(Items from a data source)
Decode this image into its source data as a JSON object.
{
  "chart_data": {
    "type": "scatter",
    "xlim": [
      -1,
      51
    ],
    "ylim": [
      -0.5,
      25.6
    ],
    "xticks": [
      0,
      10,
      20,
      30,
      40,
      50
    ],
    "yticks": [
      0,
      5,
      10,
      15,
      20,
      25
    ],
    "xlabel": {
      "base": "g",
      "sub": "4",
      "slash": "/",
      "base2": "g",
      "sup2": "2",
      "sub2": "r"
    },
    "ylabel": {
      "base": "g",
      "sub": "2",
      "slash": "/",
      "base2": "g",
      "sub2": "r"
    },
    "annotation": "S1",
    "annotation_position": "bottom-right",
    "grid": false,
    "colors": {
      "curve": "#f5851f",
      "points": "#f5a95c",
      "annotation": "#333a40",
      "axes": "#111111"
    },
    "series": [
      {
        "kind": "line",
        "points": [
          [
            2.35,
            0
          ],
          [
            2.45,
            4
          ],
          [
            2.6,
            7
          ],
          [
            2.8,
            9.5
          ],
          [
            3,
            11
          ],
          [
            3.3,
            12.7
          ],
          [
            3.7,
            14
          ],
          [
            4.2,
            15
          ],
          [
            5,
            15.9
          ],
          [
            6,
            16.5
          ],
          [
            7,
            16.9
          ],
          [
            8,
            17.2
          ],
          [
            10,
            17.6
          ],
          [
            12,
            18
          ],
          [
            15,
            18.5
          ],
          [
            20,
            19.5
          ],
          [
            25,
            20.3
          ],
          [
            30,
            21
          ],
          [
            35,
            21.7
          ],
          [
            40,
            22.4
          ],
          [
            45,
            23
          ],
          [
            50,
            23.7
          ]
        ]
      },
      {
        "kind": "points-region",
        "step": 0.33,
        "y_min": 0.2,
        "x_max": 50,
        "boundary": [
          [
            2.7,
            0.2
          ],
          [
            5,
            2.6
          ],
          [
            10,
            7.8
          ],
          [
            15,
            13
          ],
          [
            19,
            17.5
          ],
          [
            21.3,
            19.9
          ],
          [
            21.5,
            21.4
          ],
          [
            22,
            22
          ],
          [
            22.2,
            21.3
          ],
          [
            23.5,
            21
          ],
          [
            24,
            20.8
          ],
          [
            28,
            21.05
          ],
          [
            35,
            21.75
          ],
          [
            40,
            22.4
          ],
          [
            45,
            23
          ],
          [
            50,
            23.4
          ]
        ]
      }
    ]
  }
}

• [DO THIS] How many of the lines above include the string "points"? Reply with the number by itself.

• [OUTPUT FOR THIS TASK] 3